What to do: Check every line of the material below for the string "answered", and return the ones that have it.

begin Extracted information

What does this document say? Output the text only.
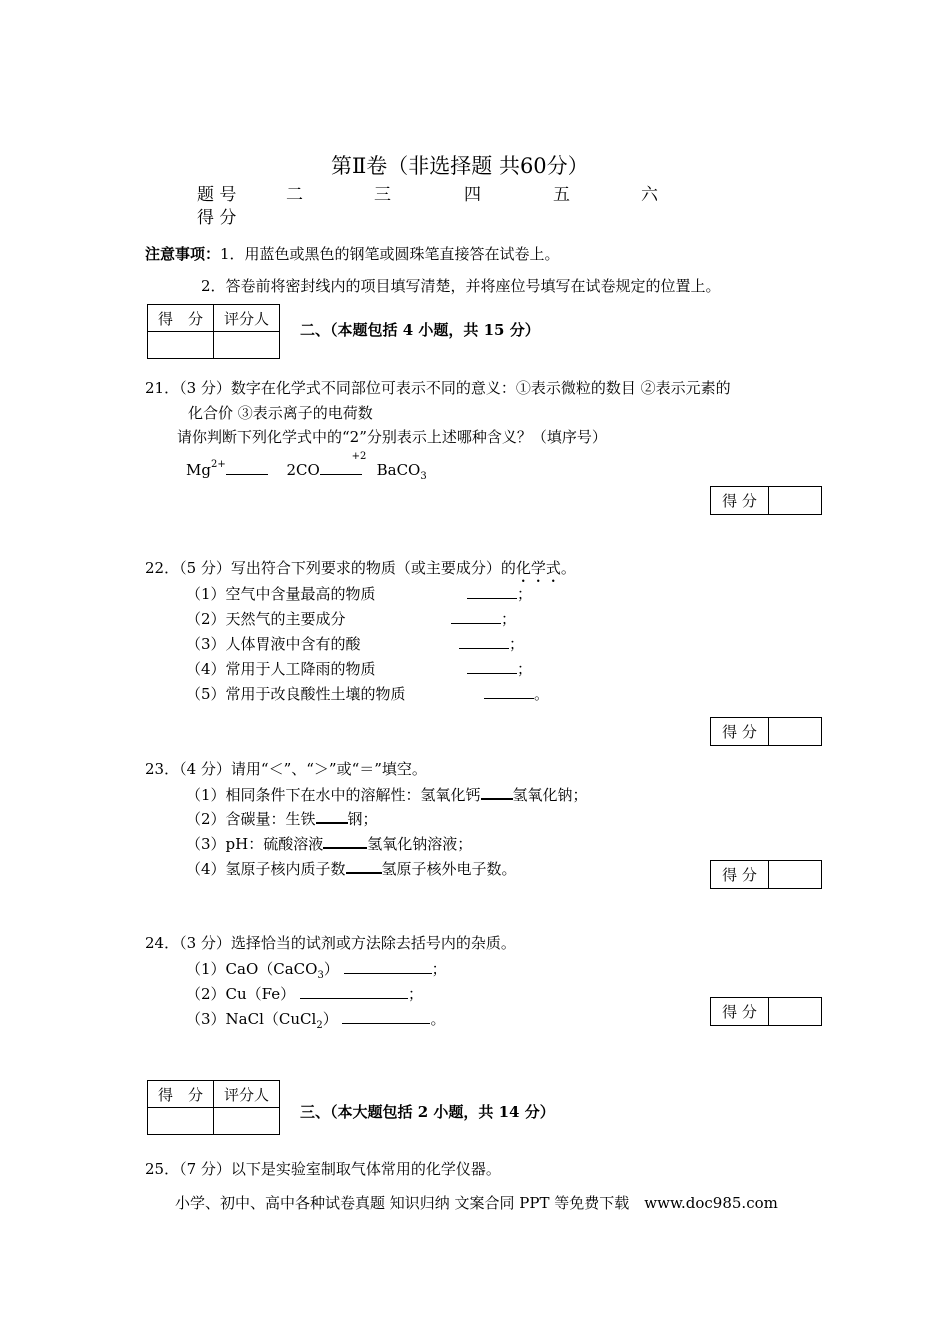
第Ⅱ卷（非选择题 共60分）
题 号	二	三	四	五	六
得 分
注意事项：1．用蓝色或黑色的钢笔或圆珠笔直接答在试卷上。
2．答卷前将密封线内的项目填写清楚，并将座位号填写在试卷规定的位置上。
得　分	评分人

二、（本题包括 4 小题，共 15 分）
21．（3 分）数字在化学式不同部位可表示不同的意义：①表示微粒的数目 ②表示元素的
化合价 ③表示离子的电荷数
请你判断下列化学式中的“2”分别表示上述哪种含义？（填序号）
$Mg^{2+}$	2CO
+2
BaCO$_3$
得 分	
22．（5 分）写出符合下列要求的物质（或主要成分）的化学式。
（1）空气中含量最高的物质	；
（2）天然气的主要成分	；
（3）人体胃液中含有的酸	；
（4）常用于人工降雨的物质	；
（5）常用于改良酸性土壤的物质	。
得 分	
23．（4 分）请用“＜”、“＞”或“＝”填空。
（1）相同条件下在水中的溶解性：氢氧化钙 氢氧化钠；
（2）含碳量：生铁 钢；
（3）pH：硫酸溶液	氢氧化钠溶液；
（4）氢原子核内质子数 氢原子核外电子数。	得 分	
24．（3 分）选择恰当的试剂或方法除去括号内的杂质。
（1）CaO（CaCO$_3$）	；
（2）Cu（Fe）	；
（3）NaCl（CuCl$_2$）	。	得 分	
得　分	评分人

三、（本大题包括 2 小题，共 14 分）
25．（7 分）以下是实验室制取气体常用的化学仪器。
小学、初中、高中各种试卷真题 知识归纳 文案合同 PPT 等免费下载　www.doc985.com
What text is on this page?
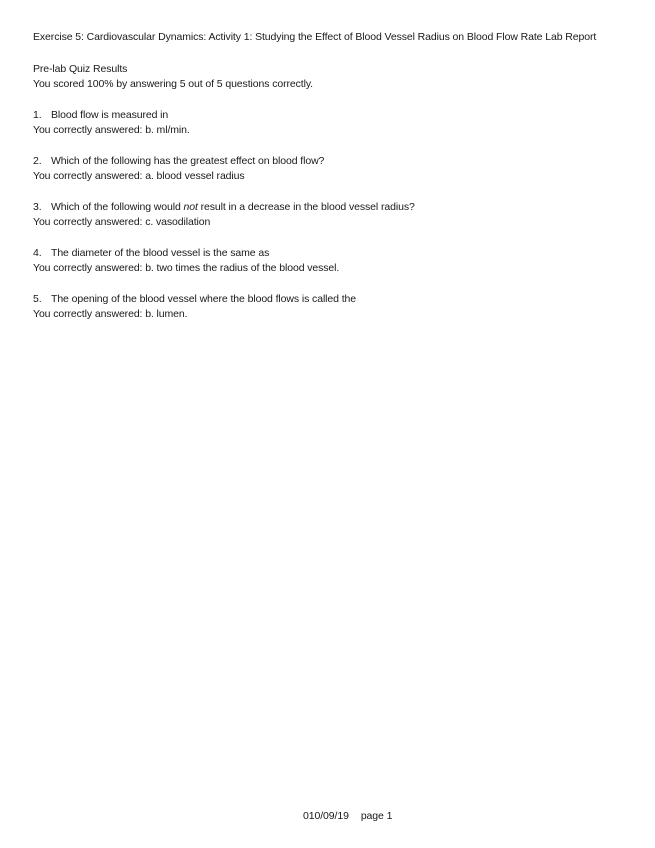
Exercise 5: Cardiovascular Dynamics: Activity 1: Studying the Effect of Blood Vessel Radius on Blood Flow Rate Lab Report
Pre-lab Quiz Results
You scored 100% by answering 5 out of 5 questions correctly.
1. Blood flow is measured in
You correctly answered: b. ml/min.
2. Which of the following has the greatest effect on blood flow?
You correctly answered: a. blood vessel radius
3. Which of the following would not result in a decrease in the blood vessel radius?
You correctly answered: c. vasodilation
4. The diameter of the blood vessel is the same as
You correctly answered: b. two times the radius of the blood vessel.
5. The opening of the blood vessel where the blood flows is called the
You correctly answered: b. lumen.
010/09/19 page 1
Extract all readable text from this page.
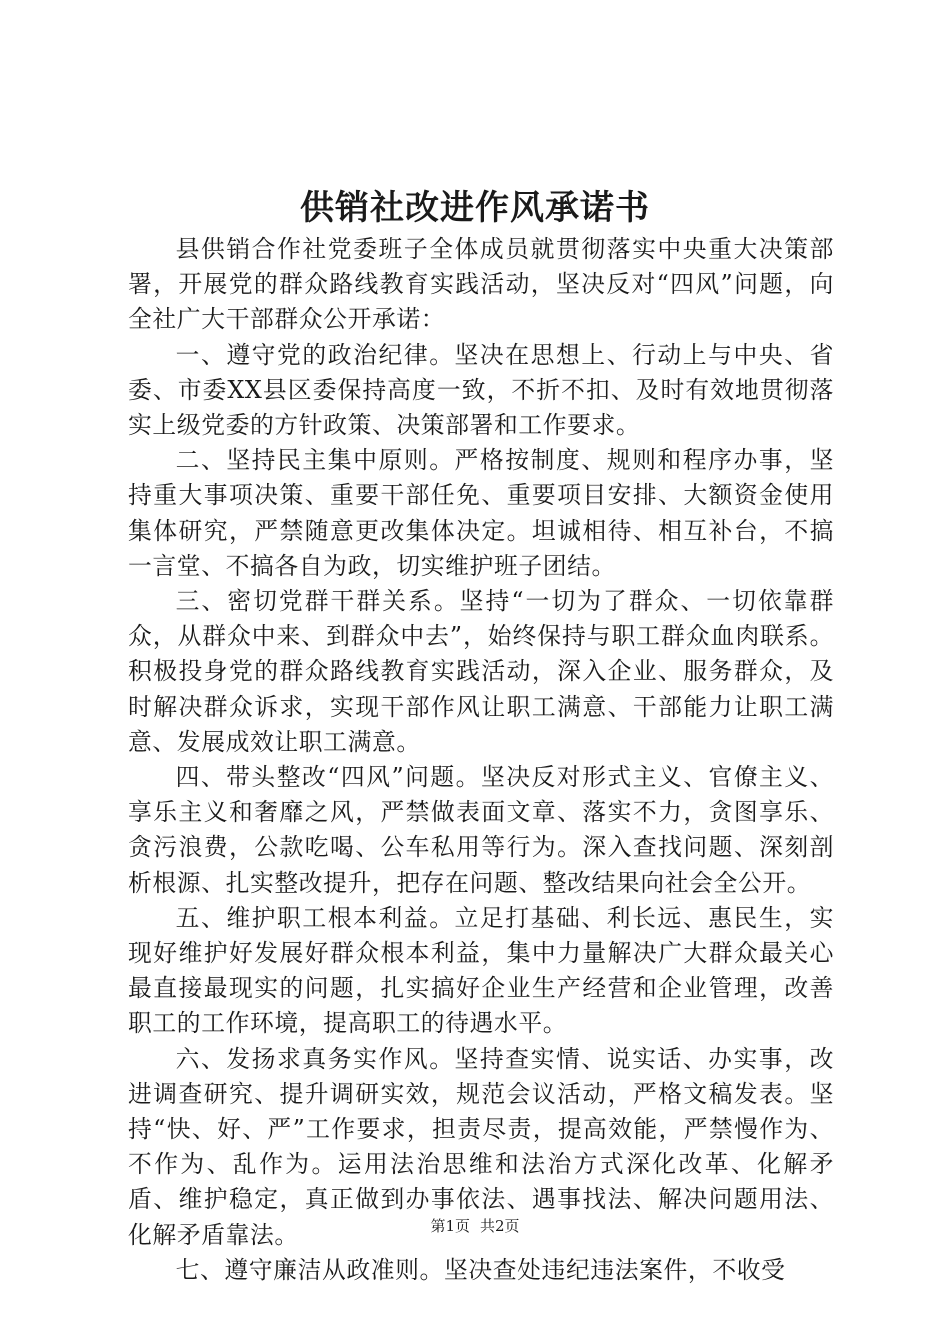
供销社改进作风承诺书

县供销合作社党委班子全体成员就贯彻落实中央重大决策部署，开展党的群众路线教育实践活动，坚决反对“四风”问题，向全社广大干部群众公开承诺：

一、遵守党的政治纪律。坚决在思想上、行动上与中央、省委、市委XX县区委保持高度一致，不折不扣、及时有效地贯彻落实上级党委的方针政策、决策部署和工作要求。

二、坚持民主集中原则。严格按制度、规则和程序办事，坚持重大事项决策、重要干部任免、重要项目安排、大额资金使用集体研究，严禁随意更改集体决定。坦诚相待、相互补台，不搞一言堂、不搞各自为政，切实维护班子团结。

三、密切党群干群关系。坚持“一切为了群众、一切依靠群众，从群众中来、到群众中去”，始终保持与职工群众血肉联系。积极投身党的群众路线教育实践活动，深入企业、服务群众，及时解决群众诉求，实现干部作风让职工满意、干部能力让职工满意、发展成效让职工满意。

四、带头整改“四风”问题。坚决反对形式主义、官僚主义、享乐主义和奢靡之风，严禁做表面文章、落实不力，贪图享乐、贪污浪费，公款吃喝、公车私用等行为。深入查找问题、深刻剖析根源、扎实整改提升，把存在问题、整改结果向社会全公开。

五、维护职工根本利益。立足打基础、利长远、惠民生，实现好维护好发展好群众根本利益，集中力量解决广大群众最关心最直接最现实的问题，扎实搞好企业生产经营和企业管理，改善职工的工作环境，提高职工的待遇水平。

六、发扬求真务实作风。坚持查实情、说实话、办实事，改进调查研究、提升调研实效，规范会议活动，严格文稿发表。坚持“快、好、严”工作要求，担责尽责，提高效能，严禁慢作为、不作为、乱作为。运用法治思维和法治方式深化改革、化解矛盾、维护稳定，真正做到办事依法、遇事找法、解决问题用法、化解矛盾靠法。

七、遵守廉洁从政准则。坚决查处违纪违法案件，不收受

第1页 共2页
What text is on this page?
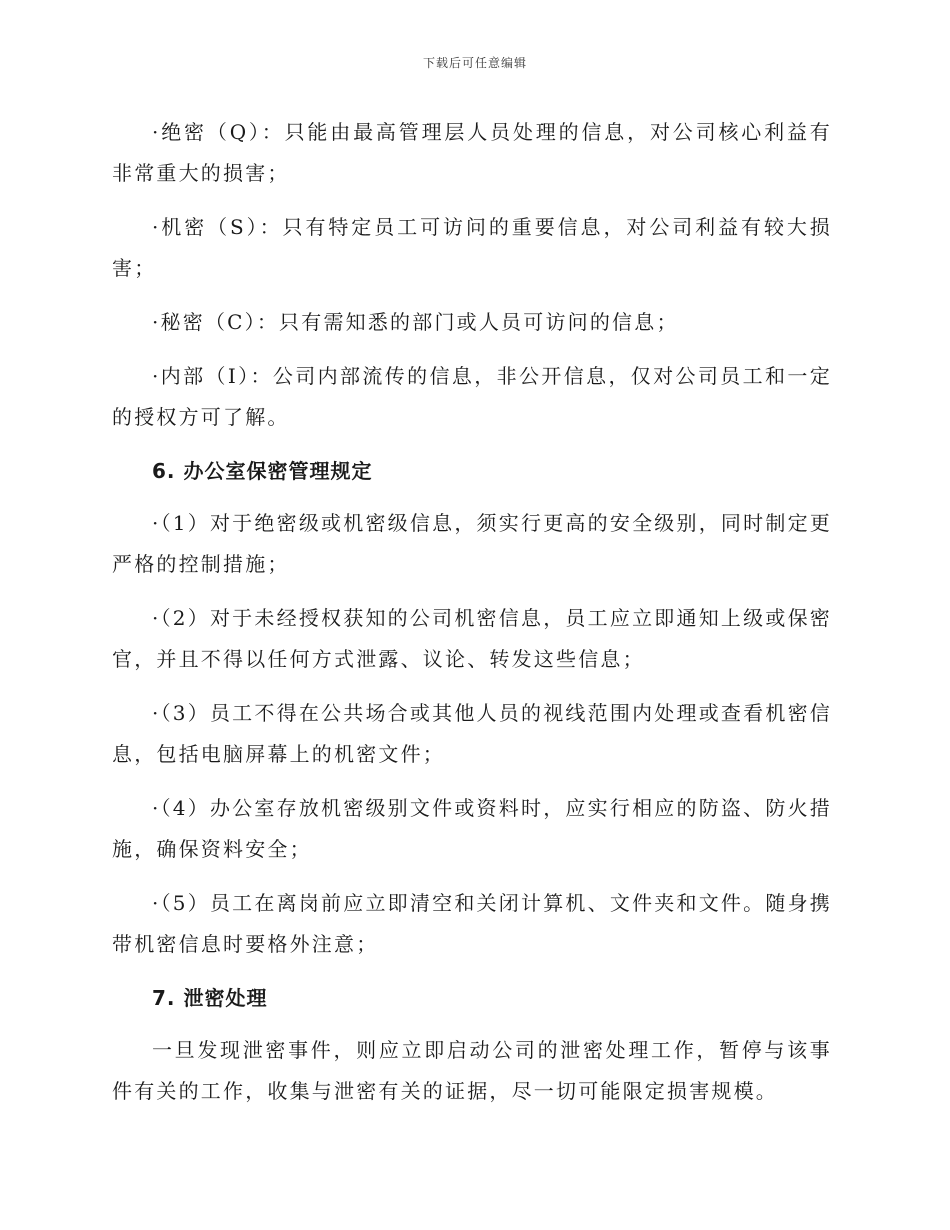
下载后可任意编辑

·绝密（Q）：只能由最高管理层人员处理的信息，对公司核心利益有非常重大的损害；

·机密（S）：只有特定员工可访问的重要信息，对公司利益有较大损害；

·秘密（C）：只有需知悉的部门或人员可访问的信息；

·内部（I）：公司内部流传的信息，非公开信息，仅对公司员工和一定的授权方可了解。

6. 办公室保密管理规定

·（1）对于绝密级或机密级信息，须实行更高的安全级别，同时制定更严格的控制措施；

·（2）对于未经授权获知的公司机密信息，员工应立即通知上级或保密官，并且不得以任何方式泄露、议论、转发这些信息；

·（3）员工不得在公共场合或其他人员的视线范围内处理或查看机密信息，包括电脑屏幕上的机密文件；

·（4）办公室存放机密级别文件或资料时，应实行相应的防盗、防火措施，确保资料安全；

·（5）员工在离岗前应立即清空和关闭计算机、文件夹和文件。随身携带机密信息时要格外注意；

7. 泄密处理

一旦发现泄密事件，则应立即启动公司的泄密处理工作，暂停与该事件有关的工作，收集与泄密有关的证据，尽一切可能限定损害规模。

end Extracted information

Solution:
You correctly answered: b. ml/min.
You correctly answered: a. blood vessel radius
You correctly answered: c. vasodilation
You correctly answered: b. two times the radius of the blood vessel.
You correctly answered: b. lumen.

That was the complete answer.